___ DATA FOR THE TASK
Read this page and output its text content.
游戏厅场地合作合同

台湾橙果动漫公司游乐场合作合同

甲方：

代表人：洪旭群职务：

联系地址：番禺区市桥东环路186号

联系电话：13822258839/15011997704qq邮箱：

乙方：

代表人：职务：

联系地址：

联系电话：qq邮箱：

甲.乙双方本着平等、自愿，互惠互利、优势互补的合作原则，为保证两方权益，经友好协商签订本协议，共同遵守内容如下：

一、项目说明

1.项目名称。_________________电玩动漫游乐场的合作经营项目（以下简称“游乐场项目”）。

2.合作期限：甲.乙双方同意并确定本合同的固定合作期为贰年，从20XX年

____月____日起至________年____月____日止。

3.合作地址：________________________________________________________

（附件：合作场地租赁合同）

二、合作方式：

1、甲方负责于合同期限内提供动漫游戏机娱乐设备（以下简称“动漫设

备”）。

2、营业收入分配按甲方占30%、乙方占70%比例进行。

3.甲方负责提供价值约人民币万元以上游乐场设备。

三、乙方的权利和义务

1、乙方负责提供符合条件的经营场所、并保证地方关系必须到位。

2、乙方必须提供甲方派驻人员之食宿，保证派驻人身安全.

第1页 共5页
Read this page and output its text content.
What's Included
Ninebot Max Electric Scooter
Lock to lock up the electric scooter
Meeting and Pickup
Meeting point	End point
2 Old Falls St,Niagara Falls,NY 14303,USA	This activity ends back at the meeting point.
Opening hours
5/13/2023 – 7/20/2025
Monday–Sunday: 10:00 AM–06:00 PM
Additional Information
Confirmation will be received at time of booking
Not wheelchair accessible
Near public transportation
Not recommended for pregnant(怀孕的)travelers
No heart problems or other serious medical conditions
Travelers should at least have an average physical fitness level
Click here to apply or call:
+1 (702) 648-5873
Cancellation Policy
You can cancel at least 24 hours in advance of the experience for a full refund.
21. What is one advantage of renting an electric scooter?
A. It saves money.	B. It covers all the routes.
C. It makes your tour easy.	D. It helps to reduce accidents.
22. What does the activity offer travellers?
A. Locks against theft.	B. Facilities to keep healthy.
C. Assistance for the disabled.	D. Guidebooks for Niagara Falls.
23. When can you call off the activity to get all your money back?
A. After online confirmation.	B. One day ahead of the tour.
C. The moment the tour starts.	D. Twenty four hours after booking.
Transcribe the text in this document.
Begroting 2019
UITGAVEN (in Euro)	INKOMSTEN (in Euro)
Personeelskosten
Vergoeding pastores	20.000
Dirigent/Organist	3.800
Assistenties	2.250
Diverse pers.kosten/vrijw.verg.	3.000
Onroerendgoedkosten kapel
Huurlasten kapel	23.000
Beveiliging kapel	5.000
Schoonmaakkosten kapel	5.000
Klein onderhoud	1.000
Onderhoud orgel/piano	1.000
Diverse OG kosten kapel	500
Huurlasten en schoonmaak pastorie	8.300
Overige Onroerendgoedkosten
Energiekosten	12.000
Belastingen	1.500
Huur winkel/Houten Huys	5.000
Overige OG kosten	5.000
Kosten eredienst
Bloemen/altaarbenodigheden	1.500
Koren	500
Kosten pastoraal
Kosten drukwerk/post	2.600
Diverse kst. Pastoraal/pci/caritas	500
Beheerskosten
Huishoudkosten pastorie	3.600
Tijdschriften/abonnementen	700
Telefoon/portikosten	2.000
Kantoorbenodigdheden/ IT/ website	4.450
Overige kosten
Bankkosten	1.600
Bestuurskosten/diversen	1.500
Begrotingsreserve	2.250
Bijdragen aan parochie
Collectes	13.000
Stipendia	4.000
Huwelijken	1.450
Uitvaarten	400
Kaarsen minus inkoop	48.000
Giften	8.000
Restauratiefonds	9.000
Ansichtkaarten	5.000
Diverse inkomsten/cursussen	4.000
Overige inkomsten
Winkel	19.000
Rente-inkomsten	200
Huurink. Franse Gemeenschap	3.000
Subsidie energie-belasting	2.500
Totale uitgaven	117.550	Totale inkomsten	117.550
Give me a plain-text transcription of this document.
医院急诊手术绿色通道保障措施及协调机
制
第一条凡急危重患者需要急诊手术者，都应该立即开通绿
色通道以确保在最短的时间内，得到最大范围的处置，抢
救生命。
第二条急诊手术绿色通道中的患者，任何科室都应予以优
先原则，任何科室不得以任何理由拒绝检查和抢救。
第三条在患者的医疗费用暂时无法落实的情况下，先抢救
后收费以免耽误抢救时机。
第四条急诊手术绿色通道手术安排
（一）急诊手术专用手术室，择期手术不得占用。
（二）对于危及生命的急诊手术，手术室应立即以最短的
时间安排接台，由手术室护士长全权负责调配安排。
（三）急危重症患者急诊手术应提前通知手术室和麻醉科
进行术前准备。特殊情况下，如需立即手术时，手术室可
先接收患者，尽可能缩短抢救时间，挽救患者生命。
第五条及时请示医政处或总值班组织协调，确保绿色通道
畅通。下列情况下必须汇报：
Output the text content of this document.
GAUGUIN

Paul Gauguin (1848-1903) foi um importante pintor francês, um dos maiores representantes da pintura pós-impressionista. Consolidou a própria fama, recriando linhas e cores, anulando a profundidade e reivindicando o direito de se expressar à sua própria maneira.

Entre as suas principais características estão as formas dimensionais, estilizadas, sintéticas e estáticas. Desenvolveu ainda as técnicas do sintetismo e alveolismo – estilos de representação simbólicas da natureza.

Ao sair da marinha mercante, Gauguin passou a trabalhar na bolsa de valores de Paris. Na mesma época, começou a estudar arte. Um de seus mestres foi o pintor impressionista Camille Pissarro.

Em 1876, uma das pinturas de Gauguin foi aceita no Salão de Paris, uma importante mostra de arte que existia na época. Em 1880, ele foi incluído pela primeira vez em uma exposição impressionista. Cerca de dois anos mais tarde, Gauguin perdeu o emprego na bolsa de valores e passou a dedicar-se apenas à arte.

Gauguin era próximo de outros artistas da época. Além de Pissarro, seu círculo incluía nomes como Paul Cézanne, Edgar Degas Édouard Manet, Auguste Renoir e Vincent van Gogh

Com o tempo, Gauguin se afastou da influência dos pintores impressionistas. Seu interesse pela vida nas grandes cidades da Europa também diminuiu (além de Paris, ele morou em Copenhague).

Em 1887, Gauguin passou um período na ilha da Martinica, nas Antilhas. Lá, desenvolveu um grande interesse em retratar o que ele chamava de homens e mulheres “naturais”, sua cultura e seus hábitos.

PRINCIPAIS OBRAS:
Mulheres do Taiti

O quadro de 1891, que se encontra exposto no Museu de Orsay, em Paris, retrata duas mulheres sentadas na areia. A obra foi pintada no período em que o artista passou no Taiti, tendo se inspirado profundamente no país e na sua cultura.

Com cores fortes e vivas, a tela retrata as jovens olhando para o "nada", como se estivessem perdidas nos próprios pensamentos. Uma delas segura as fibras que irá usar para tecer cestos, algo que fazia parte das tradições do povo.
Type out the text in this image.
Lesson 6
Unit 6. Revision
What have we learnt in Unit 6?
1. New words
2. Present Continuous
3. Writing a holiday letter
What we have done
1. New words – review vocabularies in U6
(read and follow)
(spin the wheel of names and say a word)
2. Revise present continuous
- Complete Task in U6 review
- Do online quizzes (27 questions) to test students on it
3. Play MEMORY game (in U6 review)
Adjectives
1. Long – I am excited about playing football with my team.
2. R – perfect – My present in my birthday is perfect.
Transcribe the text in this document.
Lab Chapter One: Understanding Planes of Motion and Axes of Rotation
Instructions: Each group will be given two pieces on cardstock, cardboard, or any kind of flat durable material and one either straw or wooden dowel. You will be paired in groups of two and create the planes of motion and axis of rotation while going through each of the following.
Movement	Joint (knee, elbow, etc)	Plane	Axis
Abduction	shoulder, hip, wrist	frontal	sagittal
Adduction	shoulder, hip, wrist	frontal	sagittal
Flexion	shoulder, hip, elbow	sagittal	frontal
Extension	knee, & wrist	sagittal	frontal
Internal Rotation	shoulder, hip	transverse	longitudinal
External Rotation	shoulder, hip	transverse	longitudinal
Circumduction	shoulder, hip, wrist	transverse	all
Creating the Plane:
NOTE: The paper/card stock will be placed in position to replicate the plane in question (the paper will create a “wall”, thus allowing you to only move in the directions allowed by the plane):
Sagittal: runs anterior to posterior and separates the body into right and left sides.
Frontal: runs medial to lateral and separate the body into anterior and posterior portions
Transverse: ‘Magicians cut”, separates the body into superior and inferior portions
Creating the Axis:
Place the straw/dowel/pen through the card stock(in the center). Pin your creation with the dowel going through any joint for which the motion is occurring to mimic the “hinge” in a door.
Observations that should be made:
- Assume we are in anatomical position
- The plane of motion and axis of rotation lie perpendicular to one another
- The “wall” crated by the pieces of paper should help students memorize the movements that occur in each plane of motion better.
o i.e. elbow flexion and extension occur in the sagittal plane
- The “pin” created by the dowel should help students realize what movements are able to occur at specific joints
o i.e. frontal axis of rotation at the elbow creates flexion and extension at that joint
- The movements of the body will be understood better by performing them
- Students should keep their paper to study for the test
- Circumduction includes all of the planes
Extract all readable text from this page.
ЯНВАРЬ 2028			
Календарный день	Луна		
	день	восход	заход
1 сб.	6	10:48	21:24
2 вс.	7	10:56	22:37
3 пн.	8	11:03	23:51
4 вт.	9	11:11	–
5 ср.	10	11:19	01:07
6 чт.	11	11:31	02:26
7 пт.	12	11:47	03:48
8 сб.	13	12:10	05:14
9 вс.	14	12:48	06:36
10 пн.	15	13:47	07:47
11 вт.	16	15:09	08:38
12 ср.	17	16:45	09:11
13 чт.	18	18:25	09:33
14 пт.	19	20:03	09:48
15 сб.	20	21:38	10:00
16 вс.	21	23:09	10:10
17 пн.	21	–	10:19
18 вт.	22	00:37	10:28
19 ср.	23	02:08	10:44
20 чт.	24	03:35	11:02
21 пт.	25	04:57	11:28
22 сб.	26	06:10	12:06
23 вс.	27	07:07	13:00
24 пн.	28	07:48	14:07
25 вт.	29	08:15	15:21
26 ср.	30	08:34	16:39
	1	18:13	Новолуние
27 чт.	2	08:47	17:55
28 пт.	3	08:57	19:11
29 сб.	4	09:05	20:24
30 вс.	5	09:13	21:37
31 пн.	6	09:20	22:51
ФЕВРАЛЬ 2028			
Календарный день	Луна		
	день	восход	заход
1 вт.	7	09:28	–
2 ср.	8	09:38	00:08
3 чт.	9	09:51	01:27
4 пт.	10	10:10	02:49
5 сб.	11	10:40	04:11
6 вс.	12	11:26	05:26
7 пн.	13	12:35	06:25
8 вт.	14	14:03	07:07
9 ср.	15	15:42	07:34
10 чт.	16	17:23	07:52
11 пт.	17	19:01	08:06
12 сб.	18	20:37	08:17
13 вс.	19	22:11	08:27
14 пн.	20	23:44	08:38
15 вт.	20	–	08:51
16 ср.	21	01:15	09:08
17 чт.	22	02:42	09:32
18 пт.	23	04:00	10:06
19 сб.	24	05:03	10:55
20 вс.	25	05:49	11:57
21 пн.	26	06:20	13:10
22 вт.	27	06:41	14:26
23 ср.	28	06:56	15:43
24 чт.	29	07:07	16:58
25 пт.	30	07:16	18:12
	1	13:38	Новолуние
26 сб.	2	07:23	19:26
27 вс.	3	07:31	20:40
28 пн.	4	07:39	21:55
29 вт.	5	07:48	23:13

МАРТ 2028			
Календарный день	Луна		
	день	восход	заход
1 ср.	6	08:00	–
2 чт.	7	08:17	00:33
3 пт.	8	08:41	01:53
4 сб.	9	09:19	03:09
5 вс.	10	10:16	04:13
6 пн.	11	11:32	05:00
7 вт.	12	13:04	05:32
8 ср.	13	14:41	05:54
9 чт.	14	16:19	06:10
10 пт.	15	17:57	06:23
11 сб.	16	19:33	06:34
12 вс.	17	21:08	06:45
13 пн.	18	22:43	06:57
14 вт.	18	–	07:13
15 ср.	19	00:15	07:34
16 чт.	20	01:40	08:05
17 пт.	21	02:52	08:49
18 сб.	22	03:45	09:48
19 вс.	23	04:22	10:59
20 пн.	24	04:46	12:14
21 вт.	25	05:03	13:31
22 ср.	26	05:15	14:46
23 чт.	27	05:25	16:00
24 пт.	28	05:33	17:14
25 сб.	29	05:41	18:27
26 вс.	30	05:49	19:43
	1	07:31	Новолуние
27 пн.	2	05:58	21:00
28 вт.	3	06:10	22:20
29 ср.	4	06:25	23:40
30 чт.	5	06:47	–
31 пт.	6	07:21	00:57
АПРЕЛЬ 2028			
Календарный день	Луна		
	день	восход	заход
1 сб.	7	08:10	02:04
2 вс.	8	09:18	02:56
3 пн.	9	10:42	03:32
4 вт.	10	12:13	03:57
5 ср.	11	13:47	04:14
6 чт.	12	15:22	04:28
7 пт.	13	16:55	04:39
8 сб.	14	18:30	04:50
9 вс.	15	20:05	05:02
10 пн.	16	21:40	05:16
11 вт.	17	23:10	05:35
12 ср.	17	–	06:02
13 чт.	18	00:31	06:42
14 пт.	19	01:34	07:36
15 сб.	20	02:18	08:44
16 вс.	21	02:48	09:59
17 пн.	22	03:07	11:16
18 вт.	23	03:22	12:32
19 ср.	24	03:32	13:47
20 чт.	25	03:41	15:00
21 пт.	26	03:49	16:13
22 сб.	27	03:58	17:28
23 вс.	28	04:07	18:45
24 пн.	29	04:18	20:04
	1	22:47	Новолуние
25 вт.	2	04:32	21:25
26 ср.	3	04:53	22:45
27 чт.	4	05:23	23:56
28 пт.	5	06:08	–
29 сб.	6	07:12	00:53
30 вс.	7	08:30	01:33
______
WHAT TO DO: Pick out all lines from the data above in which the word "knee" appears.

ANSWER FOR THE TASK:
Movement	Joint (knee, elbow, etc)	Plane	Axis
Extension	knee, & wrist	sagittal	frontal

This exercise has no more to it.